=== GIVEN PROBLEM ===
Repeat each record below exactly, dropping the pictures.

=== DATASET CONTENT ===
____
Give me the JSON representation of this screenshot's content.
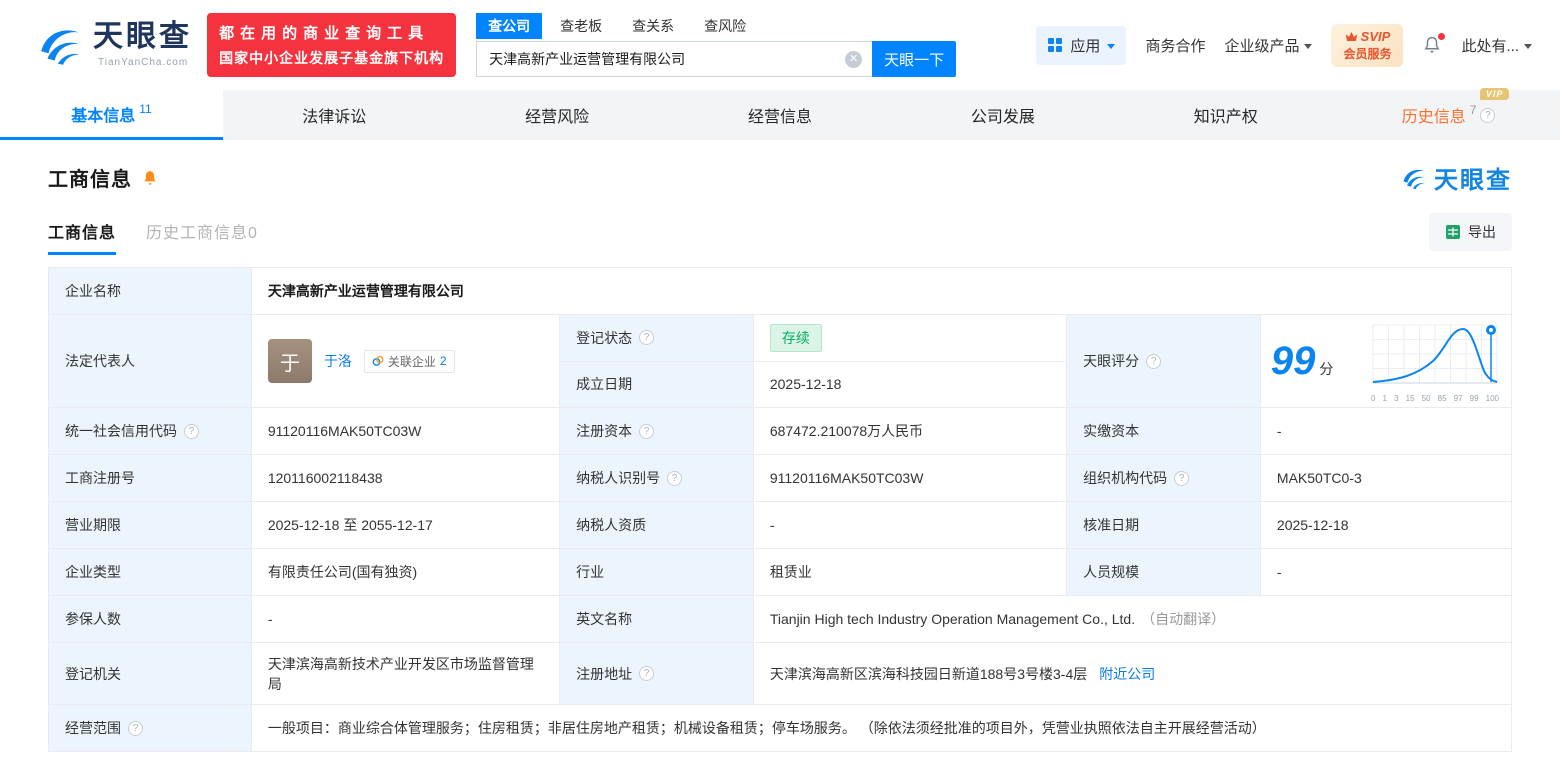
{
  "header": {
    "brand": "天眼查",
    "brand_domain": "TianYanCha.com",
    "promo_line1": "都在用的商业查询工具",
    "promo_line2": "国家中小企业发展子基金旗下机构",
    "search_tabs": [
      {
        "label": "查公司"
      },
      {
        "label": "查老板"
      },
      {
        "label": "查关系"
      },
      {
        "label": "查风险"
      }
    ],
    "search_value": "天津高新产业运营管理有限公司",
    "search_button": "天眼一下",
    "apps_label": "应用",
    "cooperation": "商务合作",
    "enterprise": "企业级产品",
    "svip_title": "SVIP",
    "svip_subtitle": "会员服务",
    "account": "此处有..."
  },
  "nav": {
    "tabs": [
      {
        "label": "基本信息",
        "count": "11"
      },
      {
        "label": "法律诉讼"
      },
      {
        "label": "经营风险"
      },
      {
        "label": "经营信息"
      },
      {
        "label": "公司发展"
      },
      {
        "label": "知识产权"
      },
      {
        "label": "历史信息",
        "count": "7"
      }
    ],
    "vip_tag": "VIP"
  },
  "section": {
    "title": "工商信息",
    "watermark": "天眼查",
    "subtabs": [
      {
        "label": "工商信息"
      },
      {
        "label": "历史工商信息0"
      }
    ],
    "export_label": "导出"
  },
  "business": {
    "name_label": "企业名称",
    "name": "天津高新产业运营管理有限公司",
    "legal_rep_label": "法定代表人",
    "legal_rep_initial": "于",
    "legal_rep_name": "于洛",
    "related_label": "关联企业",
    "related_count": "2",
    "status_label": "登记状态",
    "status_value": "存续",
    "establish_label": "成立日期",
    "establish_value": "2025-12-18",
    "score_label": "天眼评分",
    "score_value": "99",
    "score_unit": "分",
    "score_axis": [
      "0",
      "1",
      "3",
      "15",
      "50",
      "85",
      "97",
      "99",
      "100"
    ],
    "rows": [
      {
        "cells": [
          {
            "label": "统一社会信用代码",
            "value": "91120116MAK50TC03W"
          },
          {
            "label": "注册资本",
            "value": "687472.210078万人民币"
          },
          {
            "label": "实缴资本",
            "value": "-"
          }
        ]
      },
      {
        "cells": [
          {
            "label": "工商注册号",
            "value": "120116002118438"
          },
          {
            "label": "纳税人识别号",
            "value": "91120116MAK50TC03W"
          },
          {
            "label": "组织机构代码",
            "value": "MAK50TC0-3"
          }
        ]
      },
      {
        "cells": [
          {
            "label": "营业期限",
            "value": "2025-12-18 至 2055-12-17"
          },
          {
            "label": "纳税人资质",
            "value": "-"
          },
          {
            "label": "核准日期",
            "value": "2025-12-18"
          }
        ]
      },
      {
        "cells": [
          {
            "label": "企业类型",
            "value": "有限责任公司(国有独资)"
          },
          {
            "label": "行业",
            "value": "租赁业"
          },
          {
            "label": "人员规模",
            "value": "-"
          }
        ]
      }
    ],
    "insured_label": "参保人数",
    "insured_value": "-",
    "english_label": "英文名称",
    "english_value": "Tianjin High tech Industry Operation Management Co., Ltd.",
    "english_note": "（自动翻译）",
    "registry_label": "登记机关",
    "registry_value": "天津滨海高新技术产业开发区市场监督管理局",
    "address_label": "注册地址",
    "address_value": "天津滨海高新区滨海科技园日新道188号3号楼3-4层",
    "address_link": "附近公司",
    "scope_label": "经营范围",
    "scope_value": "一般项目：商业综合体管理服务；住房租赁；非居住房地产租赁；机械设备租赁；停车场服务。 （除依法须经批准的项目外，凭营业执照依法自主开展经营活动）"
  }
}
____
=== TASK RESULT ===
Give me the JSON representation of this screenshot's content.
{
  "header": {
    "brand": "天眼查",
    "brand_domain": "TianYanCha.com",
    "promo_line1": "都在用的商业查询工具",
    "promo_line2": "国家中小企业发展子基金旗下机构",
    "search_tabs": [
      {
        "label": "查公司"
      },
      {
        "label": "查老板"
      },
      {
        "label": "查关系"
      },
      {
        "label": "查风险"
      }
    ],
    "search_value": "天津高新产业运营管理有限公司",
    "search_button": "天眼一下",
    "apps_label": "应用",
    "cooperation": "商务合作",
    "enterprise": "企业级产品",
    "svip_title": "SVIP",
    "svip_subtitle": "会员服务",
    "account": "此处有..."
  },
  "nav": {
    "tabs": [
      {
        "label": "基本信息",
        "count": "11"
      },
      {
        "label": "法律诉讼"
      },
      {
        "label": "经营风险"
      },
      {
        "label": "经营信息"
      },
      {
        "label": "公司发展"
      },
      {
        "label": "知识产权"
      },
      {
        "label": "历史信息",
        "count": "7"
      }
    ],
    "vip_tag": "VIP"
  },
  "section": {
    "title": "工商信息",
    "watermark": "天眼查",
    "subtabs": [
      {
        "label": "工商信息"
      },
      {
        "label": "历史工商信息0"
      }
    ],
    "export_label": "导出"
  },
  "business": {
    "name_label": "企业名称",
    "name": "天津高新产业运营管理有限公司",
    "legal_rep_label": "法定代表人",
    "legal_rep_initial": "于",
    "legal_rep_name": "于洛",
    "related_label": "关联企业",
    "related_count": "2",
    "status_label": "登记状态",
    "status_value": "存续",
    "establish_label": "成立日期",
    "establish_value": "2025-12-18",
    "score_label": "天眼评分",
    "score_value": "99",
    "score_unit": "分",
    "score_axis": [
      "0",
      "1",
      "3",
      "15",
      "50",
      "85",
      "97",
      "99",
      "100"
    ],
    "rows": [
      {
        "cells": [
          {
            "label": "统一社会信用代码",
            "value": "91120116MAK50TC03W"
          },
          {
            "label": "注册资本",
            "value": "687472.210078万人民币"
          },
          {
            "label": "实缴资本",
            "value": "-"
          }
        ]
      },
      {
        "cells": [
          {
            "label": "工商注册号",
            "value": "120116002118438"
          },
          {
            "label": "纳税人识别号",
            "value": "91120116MAK50TC03W"
          },
          {
            "label": "组织机构代码",
            "value": "MAK50TC0-3"
          }
        ]
      },
      {
        "cells": [
          {
            "label": "营业期限",
            "value": "2025-12-18 至 2055-12-17"
          },
          {
            "label": "纳税人资质",
            "value": "-"
          },
          {
            "label": "核准日期",
            "value": "2025-12-18"
          }
        ]
      },
      {
        "cells": [
          {
            "label": "企业类型",
            "value": "有限责任公司(国有独资)"
          },
          {
            "label": "行业",
            "value": "租赁业"
          },
          {
            "label": "人员规模",
            "value": "-"
          }
        ]
      }
    ],
    "insured_label": "参保人数",
    "insured_value": "-",
    "english_label": "英文名称",
    "english_value": "Tianjin High tech Industry Operation Management Co., Ltd.",
    "english_note": "（自动翻译）",
    "registry_label": "登记机关",
    "registry_value": "天津滨海高新技术产业开发区市场监督管理局",
    "address_label": "注册地址",
    "address_value": "天津滨海高新区滨海科技园日新道188号3号楼3-4层",
    "address_link": "附近公司",
    "scope_label": "经营范围",
    "scope_value": "一般项目：商业综合体管理服务；住房租赁；非居住房地产租赁；机械设备租赁；停车场服务。 （除依法须经批准的项目外，凭营业执照依法自主开展经营活动）"
  }
}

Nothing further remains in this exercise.